Take each line containing "Ballaleshwar" and report it exactly as written.
======
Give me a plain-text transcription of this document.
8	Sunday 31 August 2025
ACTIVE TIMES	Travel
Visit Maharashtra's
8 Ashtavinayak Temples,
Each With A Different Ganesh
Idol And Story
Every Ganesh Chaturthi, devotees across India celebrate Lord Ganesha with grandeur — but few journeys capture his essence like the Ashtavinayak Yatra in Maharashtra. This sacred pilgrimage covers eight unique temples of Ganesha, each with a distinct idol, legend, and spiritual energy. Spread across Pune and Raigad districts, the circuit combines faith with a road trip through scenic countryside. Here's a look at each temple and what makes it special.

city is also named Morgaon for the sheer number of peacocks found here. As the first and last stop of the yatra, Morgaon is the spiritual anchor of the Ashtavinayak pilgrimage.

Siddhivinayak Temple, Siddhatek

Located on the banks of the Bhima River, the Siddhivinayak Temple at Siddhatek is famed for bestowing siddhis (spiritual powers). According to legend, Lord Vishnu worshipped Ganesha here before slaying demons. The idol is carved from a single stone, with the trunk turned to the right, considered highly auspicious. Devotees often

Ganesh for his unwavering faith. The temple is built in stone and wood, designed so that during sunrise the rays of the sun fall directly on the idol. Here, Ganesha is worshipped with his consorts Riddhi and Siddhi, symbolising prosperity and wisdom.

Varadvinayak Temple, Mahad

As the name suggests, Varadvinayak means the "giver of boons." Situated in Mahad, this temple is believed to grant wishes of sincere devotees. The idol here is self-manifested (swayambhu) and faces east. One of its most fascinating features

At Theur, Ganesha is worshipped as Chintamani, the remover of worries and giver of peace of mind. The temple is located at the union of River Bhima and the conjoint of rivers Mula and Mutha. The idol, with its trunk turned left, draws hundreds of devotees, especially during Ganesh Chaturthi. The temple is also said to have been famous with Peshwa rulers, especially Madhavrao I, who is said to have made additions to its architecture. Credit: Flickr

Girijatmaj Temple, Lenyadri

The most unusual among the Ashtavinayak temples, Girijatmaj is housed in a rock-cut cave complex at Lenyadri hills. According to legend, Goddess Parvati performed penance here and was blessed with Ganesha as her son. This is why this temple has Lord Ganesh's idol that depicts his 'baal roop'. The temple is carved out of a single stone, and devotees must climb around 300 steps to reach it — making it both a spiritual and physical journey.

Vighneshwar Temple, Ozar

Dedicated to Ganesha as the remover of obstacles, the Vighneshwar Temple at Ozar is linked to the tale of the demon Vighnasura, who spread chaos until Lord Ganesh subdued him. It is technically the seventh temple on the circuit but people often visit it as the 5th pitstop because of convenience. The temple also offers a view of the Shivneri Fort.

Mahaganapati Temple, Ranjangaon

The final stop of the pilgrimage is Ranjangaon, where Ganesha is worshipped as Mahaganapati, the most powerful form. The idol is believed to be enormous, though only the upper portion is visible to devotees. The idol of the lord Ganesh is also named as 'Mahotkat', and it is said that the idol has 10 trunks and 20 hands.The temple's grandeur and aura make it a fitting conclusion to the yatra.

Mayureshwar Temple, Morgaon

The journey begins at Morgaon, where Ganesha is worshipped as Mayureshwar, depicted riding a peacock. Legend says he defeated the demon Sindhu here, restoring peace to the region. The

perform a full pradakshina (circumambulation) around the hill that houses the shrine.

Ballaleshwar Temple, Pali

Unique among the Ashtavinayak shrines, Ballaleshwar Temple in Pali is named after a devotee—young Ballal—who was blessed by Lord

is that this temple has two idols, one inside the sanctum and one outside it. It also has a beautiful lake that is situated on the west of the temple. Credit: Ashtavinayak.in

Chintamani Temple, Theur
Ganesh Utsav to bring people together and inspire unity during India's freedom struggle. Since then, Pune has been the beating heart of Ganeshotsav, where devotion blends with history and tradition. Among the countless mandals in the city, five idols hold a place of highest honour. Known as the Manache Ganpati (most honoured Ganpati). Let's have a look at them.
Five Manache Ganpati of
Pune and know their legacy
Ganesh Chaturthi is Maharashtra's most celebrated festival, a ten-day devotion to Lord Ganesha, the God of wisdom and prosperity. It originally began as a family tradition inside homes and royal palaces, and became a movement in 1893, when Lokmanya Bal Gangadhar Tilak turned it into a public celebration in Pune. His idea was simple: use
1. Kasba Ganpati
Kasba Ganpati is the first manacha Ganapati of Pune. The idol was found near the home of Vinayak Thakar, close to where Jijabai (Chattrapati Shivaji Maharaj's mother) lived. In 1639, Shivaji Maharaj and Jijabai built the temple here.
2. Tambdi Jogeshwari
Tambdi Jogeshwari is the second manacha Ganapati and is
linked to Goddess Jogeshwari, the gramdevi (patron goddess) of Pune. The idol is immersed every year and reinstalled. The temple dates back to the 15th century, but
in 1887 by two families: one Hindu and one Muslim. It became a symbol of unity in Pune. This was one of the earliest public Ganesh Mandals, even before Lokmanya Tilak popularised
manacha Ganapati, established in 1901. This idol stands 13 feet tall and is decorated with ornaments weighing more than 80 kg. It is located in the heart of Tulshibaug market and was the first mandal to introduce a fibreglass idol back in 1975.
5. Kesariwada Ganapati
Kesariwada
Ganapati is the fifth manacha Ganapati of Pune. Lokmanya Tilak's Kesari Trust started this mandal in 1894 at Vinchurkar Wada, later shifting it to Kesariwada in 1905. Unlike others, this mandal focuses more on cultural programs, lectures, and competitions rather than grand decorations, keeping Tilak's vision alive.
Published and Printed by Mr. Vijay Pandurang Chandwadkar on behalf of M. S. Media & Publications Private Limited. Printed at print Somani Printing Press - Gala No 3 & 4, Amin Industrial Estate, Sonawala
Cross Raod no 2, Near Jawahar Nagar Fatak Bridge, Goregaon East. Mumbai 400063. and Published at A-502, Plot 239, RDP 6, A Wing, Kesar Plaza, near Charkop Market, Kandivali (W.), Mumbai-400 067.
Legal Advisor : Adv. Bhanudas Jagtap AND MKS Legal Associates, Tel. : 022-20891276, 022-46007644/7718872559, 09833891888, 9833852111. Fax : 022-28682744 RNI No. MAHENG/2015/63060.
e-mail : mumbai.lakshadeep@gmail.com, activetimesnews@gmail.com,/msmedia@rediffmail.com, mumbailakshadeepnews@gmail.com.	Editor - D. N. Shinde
======
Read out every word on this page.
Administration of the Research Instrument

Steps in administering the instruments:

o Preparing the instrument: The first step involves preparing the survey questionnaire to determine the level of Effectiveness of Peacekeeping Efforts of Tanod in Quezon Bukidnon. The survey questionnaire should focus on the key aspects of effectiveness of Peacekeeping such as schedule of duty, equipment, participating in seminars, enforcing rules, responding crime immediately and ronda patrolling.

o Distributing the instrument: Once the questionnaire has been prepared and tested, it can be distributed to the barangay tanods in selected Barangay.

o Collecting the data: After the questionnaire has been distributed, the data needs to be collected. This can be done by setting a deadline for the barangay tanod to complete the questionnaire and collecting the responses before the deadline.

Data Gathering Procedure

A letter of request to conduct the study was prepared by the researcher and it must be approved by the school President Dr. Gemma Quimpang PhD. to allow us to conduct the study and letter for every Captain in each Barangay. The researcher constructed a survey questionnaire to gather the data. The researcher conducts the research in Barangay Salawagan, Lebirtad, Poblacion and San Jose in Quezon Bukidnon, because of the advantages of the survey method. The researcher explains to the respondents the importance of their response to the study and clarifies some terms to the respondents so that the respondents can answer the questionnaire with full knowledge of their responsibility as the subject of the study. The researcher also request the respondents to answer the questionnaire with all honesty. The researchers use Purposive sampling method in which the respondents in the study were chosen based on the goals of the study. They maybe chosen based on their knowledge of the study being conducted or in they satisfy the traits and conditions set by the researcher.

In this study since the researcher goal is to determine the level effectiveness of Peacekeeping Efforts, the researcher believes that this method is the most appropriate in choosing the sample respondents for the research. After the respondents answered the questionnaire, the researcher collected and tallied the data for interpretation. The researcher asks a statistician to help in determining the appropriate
======
*Exercise output*:
Ballaleshwar Temple, Pali
Unique among the Ashtavinayak shrines, Ballaleshwar Temple in Pali is named after a devotee—young Ballal—who was blessed by Lord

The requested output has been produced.